PROBLEM REQUIREMENTS:
Reproduce all the entries exactly and keep the pictures out.

LISTED ENTRIES:
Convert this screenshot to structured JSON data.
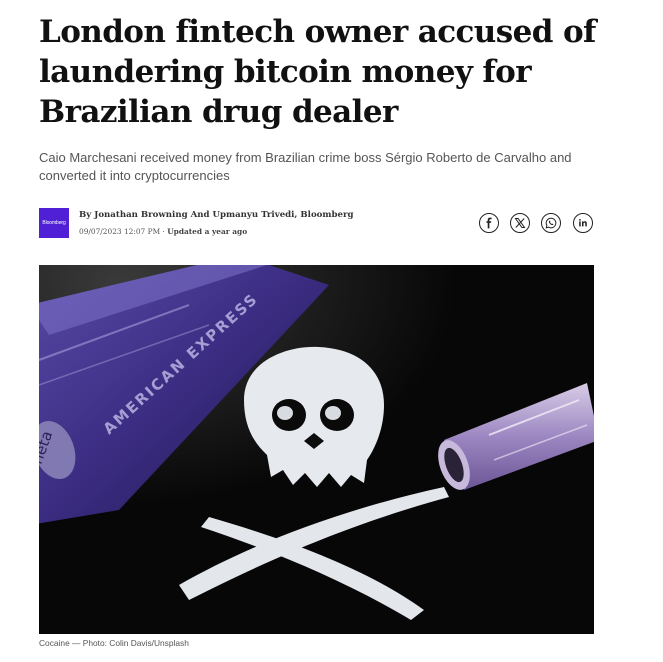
{
  "article": {
    "headline": "London fintech owner accused of laundering bitcoin money for Brazilian drug dealer",
    "subheadline": "Caio Marchesani received money from Brazilian crime boss Sérgio Roberto de Carvalho and converted it into cryptocurrencies",
    "publisher_logo_text": "Bloomberg",
    "byline": "By Jonathan Browning And Upmanyu Trivedi, Bloomberg",
    "date": "09/07/2023 12:07 PM",
    "updated": "Updated a year ago",
    "share": {
      "facebook": "f",
      "x": "𝕏",
      "whatsapp": "whatsapp-icon",
      "linkedin": "in"
    },
    "image": {
      "card_text": "AMERICAN EXPRESS",
      "card_logo": "neta"
    },
    "caption": "Cocaine — Photo: Colin Davis/Unsplash"
  }
}
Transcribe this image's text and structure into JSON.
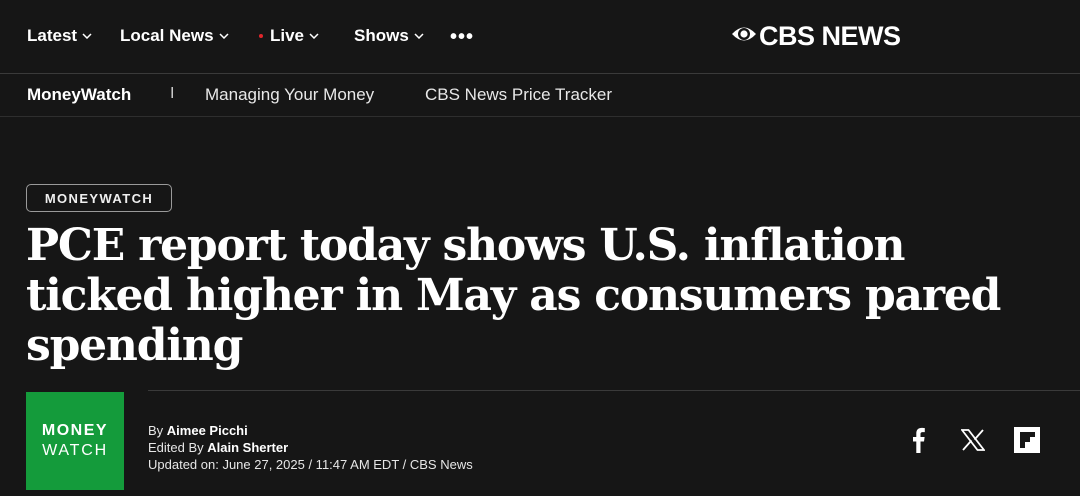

TASK OUTPUT:
Convert this screenshot to structured JSON data.
{
  "article": {
    "headline": "London fintech owner accused of laundering bitcoin money for Brazilian drug dealer",
    "subheadline": "Caio Marchesani received money from Brazilian crime boss Sérgio Roberto de Carvalho and converted it into cryptocurrencies",
    "publisher_logo_text": "Bloomberg",
    "byline": "By Jonathan Browning And Upmanyu Trivedi, Bloomberg",
    "date": "09/07/2023 12:07 PM",
    "updated": "Updated a year ago",
    "share": {
      "facebook": "f",
      "x": "𝕏",
      "whatsapp": "whatsapp-icon",
      "linkedin": "in"
    },
    "image": {
      "card_text": "AMERICAN EXPRESS",
      "card_logo": "neta"
    },
    "caption": "Cocaine — Photo: Colin Davis/Unsplash"
  }
}
Transcribe this image's text and structure into JSON.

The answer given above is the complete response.